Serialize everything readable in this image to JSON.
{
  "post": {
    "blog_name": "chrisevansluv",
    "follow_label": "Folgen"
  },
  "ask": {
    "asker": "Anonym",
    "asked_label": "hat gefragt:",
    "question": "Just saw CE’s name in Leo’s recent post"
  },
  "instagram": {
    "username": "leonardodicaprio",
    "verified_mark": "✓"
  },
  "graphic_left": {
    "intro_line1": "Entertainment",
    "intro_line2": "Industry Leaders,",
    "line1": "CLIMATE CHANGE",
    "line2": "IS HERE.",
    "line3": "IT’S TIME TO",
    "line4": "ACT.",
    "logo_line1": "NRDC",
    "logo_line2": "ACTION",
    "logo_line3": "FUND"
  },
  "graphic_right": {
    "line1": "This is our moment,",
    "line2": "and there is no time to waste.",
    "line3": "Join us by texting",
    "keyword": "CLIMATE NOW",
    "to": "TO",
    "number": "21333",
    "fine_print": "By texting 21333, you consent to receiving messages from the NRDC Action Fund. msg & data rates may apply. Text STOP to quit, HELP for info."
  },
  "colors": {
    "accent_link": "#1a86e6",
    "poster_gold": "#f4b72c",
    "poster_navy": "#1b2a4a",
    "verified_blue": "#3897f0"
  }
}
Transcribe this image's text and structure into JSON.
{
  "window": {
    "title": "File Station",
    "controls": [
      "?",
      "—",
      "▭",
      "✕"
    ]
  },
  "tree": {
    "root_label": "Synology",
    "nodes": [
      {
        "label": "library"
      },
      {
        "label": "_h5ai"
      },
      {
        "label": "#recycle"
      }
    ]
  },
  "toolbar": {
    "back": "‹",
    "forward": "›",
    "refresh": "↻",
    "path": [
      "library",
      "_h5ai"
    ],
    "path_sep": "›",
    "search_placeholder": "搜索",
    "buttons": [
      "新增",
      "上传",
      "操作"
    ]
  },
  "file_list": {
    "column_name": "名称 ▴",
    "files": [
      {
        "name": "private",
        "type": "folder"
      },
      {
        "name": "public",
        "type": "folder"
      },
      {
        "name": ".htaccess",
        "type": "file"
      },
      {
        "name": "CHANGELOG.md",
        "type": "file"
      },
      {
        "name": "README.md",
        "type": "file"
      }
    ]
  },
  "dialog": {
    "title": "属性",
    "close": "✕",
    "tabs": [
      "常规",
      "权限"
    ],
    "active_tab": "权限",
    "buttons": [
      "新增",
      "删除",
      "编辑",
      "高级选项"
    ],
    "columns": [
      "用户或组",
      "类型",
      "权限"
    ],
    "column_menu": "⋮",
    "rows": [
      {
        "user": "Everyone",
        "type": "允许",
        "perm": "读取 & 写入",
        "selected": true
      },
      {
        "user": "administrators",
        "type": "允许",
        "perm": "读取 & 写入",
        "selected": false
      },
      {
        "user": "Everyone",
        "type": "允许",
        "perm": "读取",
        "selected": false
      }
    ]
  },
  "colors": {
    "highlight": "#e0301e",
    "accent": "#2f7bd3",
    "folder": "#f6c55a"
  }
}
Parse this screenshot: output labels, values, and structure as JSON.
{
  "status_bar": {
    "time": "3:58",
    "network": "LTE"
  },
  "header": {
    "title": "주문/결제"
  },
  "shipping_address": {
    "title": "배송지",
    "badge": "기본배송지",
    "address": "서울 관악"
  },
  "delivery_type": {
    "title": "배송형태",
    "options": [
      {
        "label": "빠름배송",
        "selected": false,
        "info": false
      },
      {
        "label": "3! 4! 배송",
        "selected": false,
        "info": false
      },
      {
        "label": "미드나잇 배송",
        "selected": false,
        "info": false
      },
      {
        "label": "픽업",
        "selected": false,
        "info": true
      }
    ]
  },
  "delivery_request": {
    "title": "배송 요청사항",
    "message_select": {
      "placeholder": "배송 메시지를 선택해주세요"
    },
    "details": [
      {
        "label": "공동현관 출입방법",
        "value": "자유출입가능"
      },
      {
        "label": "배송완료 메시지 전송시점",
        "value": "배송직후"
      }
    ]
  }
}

——————

SHORT PROBLEM: Check each line above for the word "NRDC" and copy the ones that have it.

THE OUTPUT:
    "logo_line1": "NRDC",
    "fine_print": "By texting 21333, you consent to receiving messages from the NRDC Action Fund. msg & data rates may apply. Text STOP to quit, HELP for info."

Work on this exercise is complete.